> **Goal of the exercise**:
Give only the number of lines in the data that contain the word "разбивкой".

> **Supplied entries**:
================================
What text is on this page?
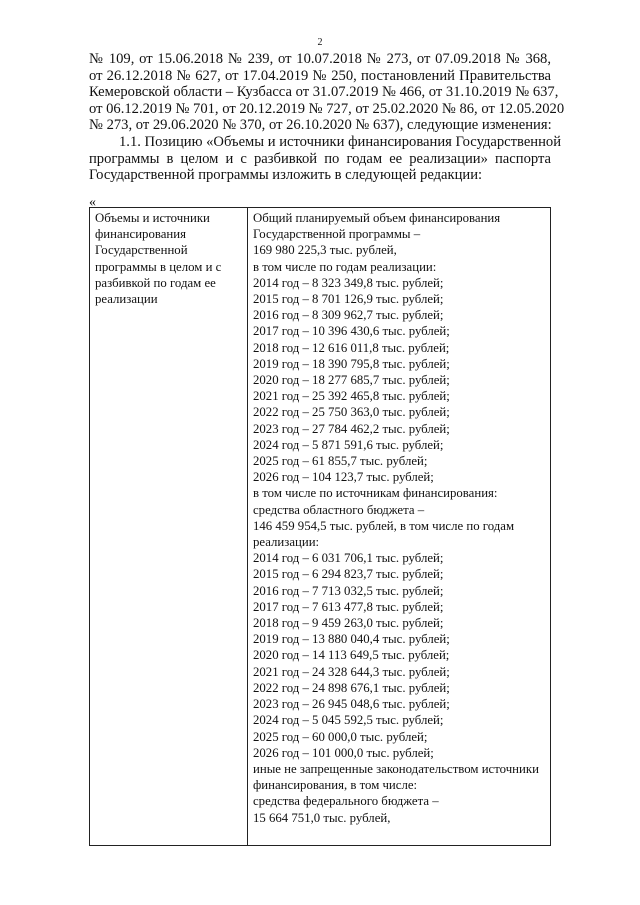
2
№ 109, от 15.06.2018 № 239, от 10.07.2018 № 273, от 07.09.2018 № 368,
от 26.12.2018 № 627, от 17.04.2019 № 250, постановлений Правительства
Кемеровской области – Кузбасса от 31.07.2019 № 466, от 31.10.2019 № 637,
от 06.12.2019 № 701, от 20.12.2019 № 727, от 25.02.2020 № 86, от 12.05.2020
№ 273, от 29.06.2020 № 370, от 26.10.2020 № 637), следующие изменения:
1.1. Позицию «Объемы и источники финансирования Государственной
программы в целом и с разбивкой по годам ее реализации» паспорта
Государственной программы изложить в следующей редакции:
«
Объемы и источники
финансирования
Государственной
программы в целом и с
разбивкой по годам ее
реализации

Общий планируемый объем финансирования
Государственной программы –
169 980 225,3 тыс. рублей,
в том числе по годам реализации:
2014 год – 8 323 349,8 тыс. рублей;
2015 год – 8 701 126,9 тыс. рублей;
2016 год – 8 309 962,7 тыс. рублей;
2017 год – 10 396 430,6 тыс. рублей;
2018 год – 12 616 011,8 тыс. рублей;
2019 год – 18 390 795,8 тыс. рублей;
2020 год – 18 277 685,7 тыс. рублей;
2021 год – 25 392 465,8 тыс. рублей;
2022 год – 25 750 363,0 тыс. рублей;
2023 год – 27 784 462,2 тыс. рублей;
2024 год – 5 871 591,6 тыс. рублей;
2025 год – 61 855,7 тыс. рублей;
2026 год – 104 123,7 тыс. рублей;
в том числе по источникам финансирования:
средства областного бюджета –
146 459 954,5 тыс. рублей, в том числе по годам
реализации:
2014 год – 6 031 706,1 тыс. рублей;
2015 год – 6 294 823,7 тыс. рублей;
2016 год – 7 713 032,5 тыс. рублей;
2017 год – 7 613 477,8 тыс. рублей;
2018 год – 9 459 263,0 тыс. рублей;
2019 год – 13 880 040,4 тыс. рублей;
2020 год – 14 113 649,5 тыс. рублей;
2021 год – 24 328 644,3 тыс. рублей;
2022 год – 24 898 676,1 тыс. рублей;
2023 год – 26 945 048,6 тыс. рублей;
2024 год – 5 045 592,5 тыс. рублей;
2025 год – 60 000,0 тыс. рублей;
2026 год – 101 000,0 тыс. рублей;
иные не запрещенные законодательством источники
финансирования, в том числе:
средства федерального бюджета –
15 664 751,0 тыс. рублей,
================================
> **Answer to this exercise**:
2